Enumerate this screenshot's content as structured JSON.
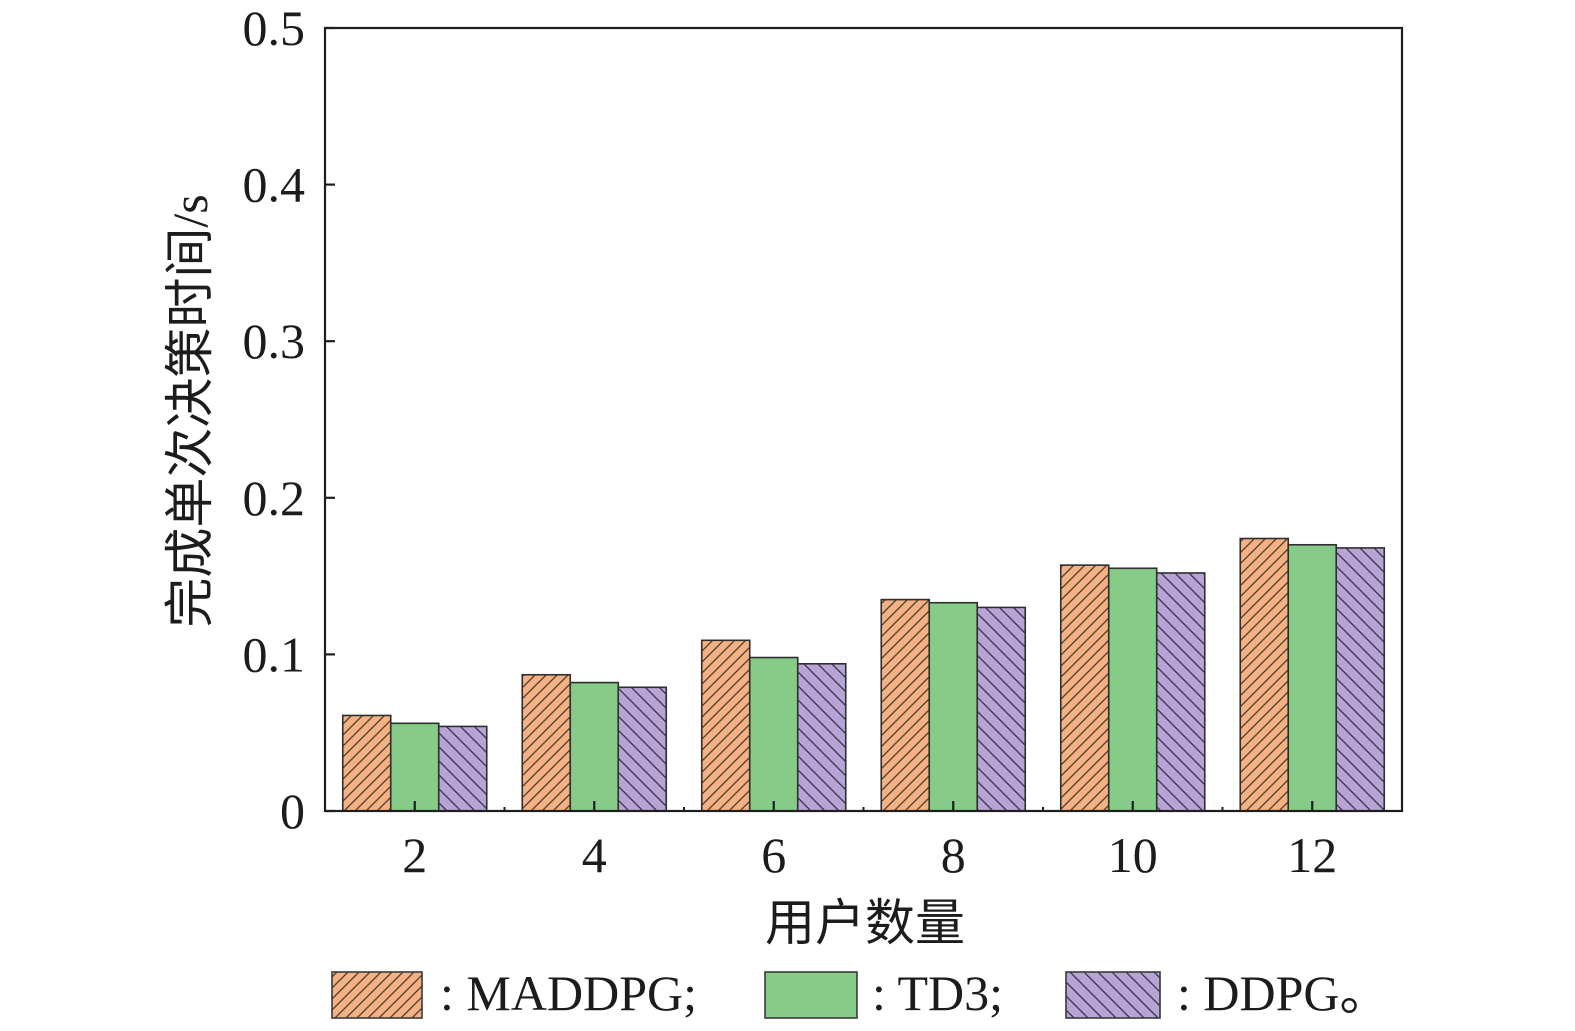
{
  "chart_data": {
    "type": "bar",
    "xlabel": "用户数量",
    "ylabel": "完成单次决策时间/s",
    "categories": [
      "2",
      "4",
      "6",
      "8",
      "10",
      "12"
    ],
    "yticks": [
      "0",
      "0.1",
      "0.2",
      "0.3",
      "0.4",
      "0.5"
    ],
    "ylim": [
      0,
      0.5
    ],
    "grid": false,
    "legend_position": "bottom",
    "series": [
      {
        "name": "MADDPG",
        "color": "#f4b183",
        "values": [
          0.061,
          0.087,
          0.109,
          0.135,
          0.157,
          0.174
        ]
      },
      {
        "name": "TD3",
        "color": "#86cb88",
        "values": [
          0.056,
          0.082,
          0.098,
          0.133,
          0.155,
          0.17
        ]
      },
      {
        "name": "DDPG",
        "color": "#b7a4d4",
        "values": [
          0.054,
          0.079,
          0.094,
          0.13,
          0.152,
          0.168
        ]
      }
    ]
  },
  "legend": {
    "items": [
      {
        "prefix": ": ",
        "suffix": ";"
      },
      {
        "prefix": ": ",
        "suffix": ";"
      },
      {
        "prefix": ": ",
        "suffix": "。"
      }
    ]
  }
}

**Exercise requirements**: Output all of the entries verbatim, leaving out any images.

**Correct response**:
Enumerate this screenshot's content as structured JSON.
{
  "chart_data": {
    "type": "bar",
    "xlabel": "用户数量",
    "ylabel": "完成单次决策时间/s",
    "categories": [
      "2",
      "4",
      "6",
      "8",
      "10",
      "12"
    ],
    "yticks": [
      "0",
      "0.1",
      "0.2",
      "0.3",
      "0.4",
      "0.5"
    ],
    "ylim": [
      0,
      0.5
    ],
    "grid": false,
    "legend_position": "bottom",
    "series": [
      {
        "name": "MADDPG",
        "color": "#f4b183",
        "values": [
          0.061,
          0.087,
          0.109,
          0.135,
          0.157,
          0.174
        ]
      },
      {
        "name": "TD3",
        "color": "#86cb88",
        "values": [
          0.056,
          0.082,
          0.098,
          0.133,
          0.155,
          0.17
        ]
      },
      {
        "name": "DDPG",
        "color": "#b7a4d4",
        "values": [
          0.054,
          0.079,
          0.094,
          0.13,
          0.152,
          0.168
        ]
      }
    ]
  },
  "legend": {
    "items": [
      {
        "prefix": ": ",
        "suffix": ";"
      },
      {
        "prefix": ": ",
        "suffix": ";"
      },
      {
        "prefix": ": ",
        "suffix": "。"
      }
    ]
  }
}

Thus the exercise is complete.